■ DIRECTIVE
Copy the data precisely, keeping every character.

■ Extracted records
------------------------------------------------------------

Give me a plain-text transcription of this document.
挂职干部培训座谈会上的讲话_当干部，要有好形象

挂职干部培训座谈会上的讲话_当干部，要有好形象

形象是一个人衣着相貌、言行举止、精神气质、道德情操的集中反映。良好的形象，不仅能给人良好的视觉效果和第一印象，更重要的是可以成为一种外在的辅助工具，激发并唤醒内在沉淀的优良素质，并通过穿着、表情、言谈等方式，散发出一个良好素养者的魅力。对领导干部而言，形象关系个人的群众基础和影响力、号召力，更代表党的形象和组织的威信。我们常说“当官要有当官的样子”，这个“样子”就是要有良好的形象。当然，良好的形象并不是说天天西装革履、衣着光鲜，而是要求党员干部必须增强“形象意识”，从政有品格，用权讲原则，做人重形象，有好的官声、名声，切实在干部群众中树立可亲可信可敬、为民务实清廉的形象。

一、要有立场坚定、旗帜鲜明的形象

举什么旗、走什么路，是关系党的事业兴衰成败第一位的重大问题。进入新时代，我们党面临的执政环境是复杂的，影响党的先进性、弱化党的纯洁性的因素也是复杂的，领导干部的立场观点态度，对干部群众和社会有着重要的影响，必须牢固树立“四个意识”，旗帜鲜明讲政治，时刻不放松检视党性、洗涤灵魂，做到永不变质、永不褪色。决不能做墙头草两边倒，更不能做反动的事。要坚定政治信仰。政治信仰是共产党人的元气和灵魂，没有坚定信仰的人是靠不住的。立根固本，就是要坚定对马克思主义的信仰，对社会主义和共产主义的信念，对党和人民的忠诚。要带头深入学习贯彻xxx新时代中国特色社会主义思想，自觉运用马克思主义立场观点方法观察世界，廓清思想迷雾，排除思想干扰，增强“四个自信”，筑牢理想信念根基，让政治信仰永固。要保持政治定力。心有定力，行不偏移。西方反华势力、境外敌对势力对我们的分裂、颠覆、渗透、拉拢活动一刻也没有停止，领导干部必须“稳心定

------------------------------------------------------------

■ FINISHED EXERCISE
Give me a plain-text transcription of this document.
挂职干部培训座谈会上的讲话_当干部，要有好形象

挂职干部培训座谈会上的讲话_当干部，要有好形象

形象是一个人衣着相貌、言行举止、精神气质、道德情操的集中反映。良好的形象，不仅能给人良好的视觉效果和第一印象，更重要的是可以成为一种外在的辅助工具，激发并唤醒内在沉淀的优良素质，并通过穿着、表情、言谈等方式，散发出一个良好素养者的魅力。对领导干部而言，形象关系个人的群众基础和影响力、号召力，更代表党的形象和组织的威信。我们常说“当官要有当官的样子”，这个“样子”就是要有良好的形象。当然，良好的形象并不是说天天西装革履、衣着光鲜，而是要求党员干部必须增强“形象意识”，从政有品格，用权讲原则，做人重形象，有好的官声、名声，切实在干部群众中树立可亲可信可敬、为民务实清廉的形象。

一、要有立场坚定、旗帜鲜明的形象

举什么旗、走什么路，是关系党的事业兴衰成败第一位的重大问题。进入新时代，我们党面临的执政环境是复杂的，影响党的先进性、弱化党的纯洁性的因素也是复杂的，领导干部的立场观点态度，对干部群众和社会有着重要的影响，必须牢固树立“四个意识”，旗帜鲜明讲政治，时刻不放松检视党性、洗涤灵魂，做到永不变质、永不褪色。决不能做墙头草两边倒，更不能做反动的事。要坚定政治信仰。政治信仰是共产党人的元气和灵魂，没有坚定信仰的人是靠不住的。立根固本，就是要坚定对马克思主义的信仰，对社会主义和共产主义的信念，对党和人民的忠诚。要带头深入学习贯彻xxx新时代中国特色社会主义思想，自觉运用马克思主义立场观点方法观察世界，廓清思想迷雾，排除思想干扰，增强“四个自信”，筑牢理想信念根基，让政治信仰永固。要保持政治定力。心有定力，行不偏移。西方反华势力、境外敌对势力对我们的分裂、颠覆、渗透、拉拢活动一刻也没有停止，领导干部必须“稳心定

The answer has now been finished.